(Given exercise): Print, exactly and completely, every entry in the data.
====== Dataset excerpts
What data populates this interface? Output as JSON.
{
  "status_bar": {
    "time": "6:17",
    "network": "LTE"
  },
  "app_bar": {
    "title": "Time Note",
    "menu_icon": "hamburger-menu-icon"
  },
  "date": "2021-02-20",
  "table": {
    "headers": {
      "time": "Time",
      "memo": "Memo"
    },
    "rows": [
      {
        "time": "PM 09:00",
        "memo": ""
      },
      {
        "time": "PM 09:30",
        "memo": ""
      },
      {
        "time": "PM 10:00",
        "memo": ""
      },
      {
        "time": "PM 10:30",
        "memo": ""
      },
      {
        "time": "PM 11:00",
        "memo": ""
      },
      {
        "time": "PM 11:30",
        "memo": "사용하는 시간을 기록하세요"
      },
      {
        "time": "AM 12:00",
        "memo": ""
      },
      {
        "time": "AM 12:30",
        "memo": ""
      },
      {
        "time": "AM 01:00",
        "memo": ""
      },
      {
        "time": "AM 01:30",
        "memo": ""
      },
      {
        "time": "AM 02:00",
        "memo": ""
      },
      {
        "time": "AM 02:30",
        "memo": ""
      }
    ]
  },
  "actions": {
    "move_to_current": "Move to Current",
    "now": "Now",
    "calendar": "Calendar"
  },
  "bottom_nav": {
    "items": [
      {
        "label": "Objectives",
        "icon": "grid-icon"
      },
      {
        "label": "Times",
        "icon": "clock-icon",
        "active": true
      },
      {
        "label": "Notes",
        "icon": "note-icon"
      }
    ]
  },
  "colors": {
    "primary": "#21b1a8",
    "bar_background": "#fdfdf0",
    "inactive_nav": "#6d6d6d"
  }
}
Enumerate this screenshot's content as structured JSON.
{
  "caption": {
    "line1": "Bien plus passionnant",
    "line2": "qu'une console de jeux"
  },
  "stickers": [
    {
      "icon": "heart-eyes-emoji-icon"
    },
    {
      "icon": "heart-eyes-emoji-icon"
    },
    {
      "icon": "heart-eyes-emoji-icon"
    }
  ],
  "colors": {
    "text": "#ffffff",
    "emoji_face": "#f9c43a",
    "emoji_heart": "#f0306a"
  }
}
============
(Answer for this exercise):
What data populates this interface? Output as JSON.
{
  "status_bar": {
    "time": "6:17",
    "network": "LTE"
  },
  "app_bar": {
    "title": "Time Note",
    "menu_icon": "hamburger-menu-icon"
  },
  "date": "2021-02-20",
  "table": {
    "headers": {
      "time": "Time",
      "memo": "Memo"
    },
    "rows": [
      {
        "time": "PM 09:00",
        "memo": ""
      },
      {
        "time": "PM 09:30",
        "memo": ""
      },
      {
        "time": "PM 10:00",
        "memo": ""
      },
      {
        "time": "PM 10:30",
        "memo": ""
      },
      {
        "time": "PM 11:00",
        "memo": ""
      },
      {
        "time": "PM 11:30",
        "memo": "사용하는 시간을 기록하세요"
      },
      {
        "time": "AM 12:00",
        "memo": ""
      },
      {
        "time": "AM 12:30",
        "memo": ""
      },
      {
        "time": "AM 01:00",
        "memo": ""
      },
      {
        "time": "AM 01:30",
        "memo": ""
      },
      {
        "time": "AM 02:00",
        "memo": ""
      },
      {
        "time": "AM 02:30",
        "memo": ""
      }
    ]
  },
  "actions": {
    "move_to_current": "Move to Current",
    "now": "Now",
    "calendar": "Calendar"
  },
  "bottom_nav": {
    "items": [
      {
        "label": "Objectives",
        "icon": "grid-icon"
      },
      {
        "label": "Times",
        "icon": "clock-icon",
        "active": true
      },
      {
        "label": "Notes",
        "icon": "note-icon"
      }
    ]
  },
  "colors": {
    "primary": "#21b1a8",
    "bar_background": "#fdfdf0",
    "inactive_nav": "#6d6d6d"
  }
}
Enumerate this screenshot's content as structured JSON.
{
  "caption": {
    "line1": "Bien plus passionnant",
    "line2": "qu'une console de jeux"
  },
  "stickers": [
    {
      "icon": "heart-eyes-emoji-icon"
    },
    {
      "icon": "heart-eyes-emoji-icon"
    },
    {
      "icon": "heart-eyes-emoji-icon"
    }
  ],
  "colors": {
    "text": "#ffffff",
    "emoji_face": "#f9c43a",
    "emoji_heart": "#f0306a"
  }
}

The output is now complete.